_TASK TO CARRY OUT:_ Each line containing the word "this" needs to be copied.

─── DATA ENTRIES ───

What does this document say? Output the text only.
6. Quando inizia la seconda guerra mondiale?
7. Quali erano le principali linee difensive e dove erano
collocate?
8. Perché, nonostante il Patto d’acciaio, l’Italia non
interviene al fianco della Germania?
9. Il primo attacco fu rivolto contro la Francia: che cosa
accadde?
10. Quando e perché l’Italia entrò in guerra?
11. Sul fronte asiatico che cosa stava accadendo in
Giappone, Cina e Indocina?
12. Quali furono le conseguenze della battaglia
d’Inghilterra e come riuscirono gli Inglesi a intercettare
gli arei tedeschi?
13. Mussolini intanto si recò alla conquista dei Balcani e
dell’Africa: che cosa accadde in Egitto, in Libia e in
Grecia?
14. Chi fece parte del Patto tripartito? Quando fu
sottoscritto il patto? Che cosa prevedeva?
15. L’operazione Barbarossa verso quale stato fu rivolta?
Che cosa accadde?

───
─── DATA ENTRIES ───

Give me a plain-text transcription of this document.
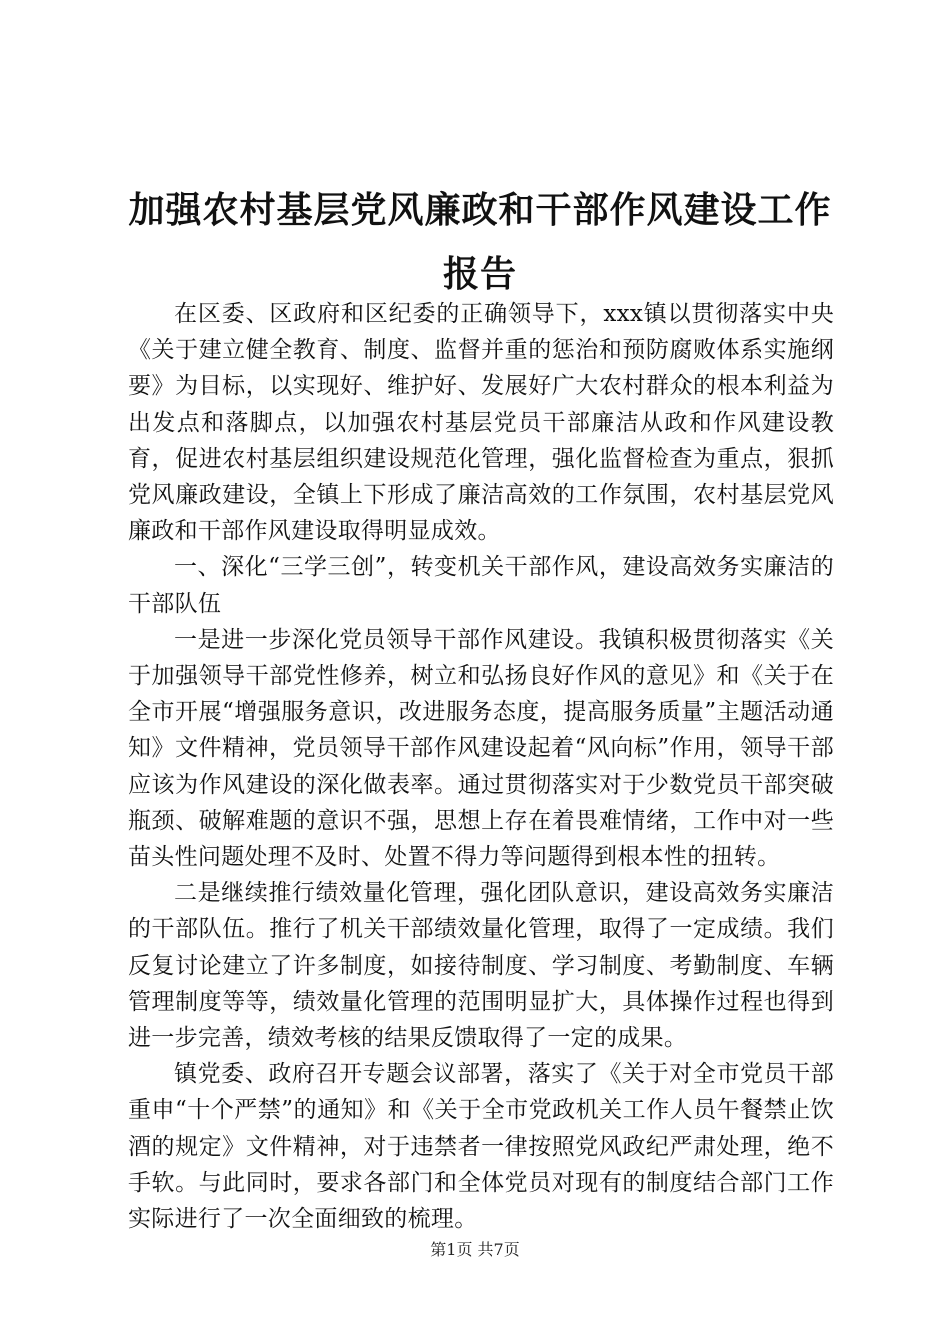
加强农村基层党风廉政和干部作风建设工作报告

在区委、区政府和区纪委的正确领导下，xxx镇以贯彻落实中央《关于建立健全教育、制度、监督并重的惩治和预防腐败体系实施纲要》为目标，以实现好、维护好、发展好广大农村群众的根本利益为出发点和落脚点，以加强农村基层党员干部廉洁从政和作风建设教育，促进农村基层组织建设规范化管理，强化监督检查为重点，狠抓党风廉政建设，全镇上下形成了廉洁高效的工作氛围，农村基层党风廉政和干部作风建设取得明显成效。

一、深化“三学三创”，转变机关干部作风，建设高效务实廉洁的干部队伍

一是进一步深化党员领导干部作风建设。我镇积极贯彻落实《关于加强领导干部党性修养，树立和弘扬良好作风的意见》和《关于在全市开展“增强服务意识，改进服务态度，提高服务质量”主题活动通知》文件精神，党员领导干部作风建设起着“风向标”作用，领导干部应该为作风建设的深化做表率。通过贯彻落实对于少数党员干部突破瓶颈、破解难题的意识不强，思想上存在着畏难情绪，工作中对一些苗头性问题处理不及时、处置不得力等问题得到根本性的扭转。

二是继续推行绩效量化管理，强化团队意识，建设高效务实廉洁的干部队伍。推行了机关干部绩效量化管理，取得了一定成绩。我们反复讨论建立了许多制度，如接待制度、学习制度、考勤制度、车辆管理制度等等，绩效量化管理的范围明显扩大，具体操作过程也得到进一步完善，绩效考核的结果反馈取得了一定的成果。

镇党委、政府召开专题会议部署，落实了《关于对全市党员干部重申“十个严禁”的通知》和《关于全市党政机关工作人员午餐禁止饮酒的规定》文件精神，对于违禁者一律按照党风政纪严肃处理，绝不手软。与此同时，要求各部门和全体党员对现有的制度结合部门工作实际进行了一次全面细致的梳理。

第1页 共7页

───
─── DATA ENTRIES ───

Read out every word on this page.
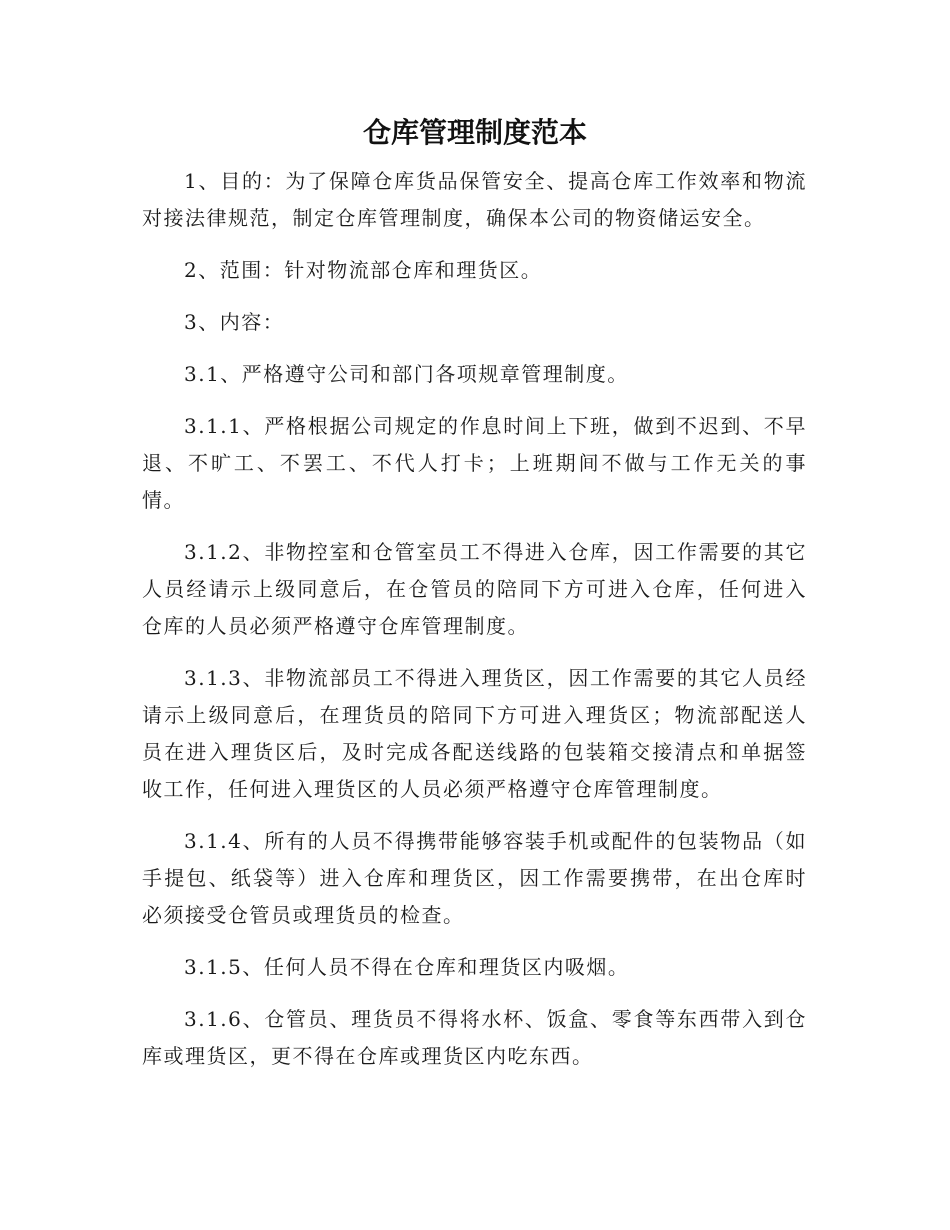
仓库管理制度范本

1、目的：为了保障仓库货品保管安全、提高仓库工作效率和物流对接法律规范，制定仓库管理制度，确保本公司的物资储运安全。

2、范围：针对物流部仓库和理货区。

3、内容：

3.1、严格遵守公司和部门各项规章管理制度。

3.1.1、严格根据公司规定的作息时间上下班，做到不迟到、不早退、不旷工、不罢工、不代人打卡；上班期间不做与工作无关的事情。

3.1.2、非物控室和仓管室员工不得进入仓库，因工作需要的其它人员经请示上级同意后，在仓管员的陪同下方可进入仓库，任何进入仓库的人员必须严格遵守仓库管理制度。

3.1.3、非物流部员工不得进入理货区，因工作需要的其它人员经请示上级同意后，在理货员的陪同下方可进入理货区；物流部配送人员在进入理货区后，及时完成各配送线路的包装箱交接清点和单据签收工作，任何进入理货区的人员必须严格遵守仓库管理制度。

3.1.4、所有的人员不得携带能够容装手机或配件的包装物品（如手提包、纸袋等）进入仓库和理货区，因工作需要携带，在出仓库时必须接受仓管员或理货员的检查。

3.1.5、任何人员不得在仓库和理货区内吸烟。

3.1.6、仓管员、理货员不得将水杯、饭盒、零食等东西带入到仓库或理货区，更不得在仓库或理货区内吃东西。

───

_FINAL ANSWER:_
What does this document say? Output the text only.
Give me a plain-text transcription of this document.
Read out every word on this page.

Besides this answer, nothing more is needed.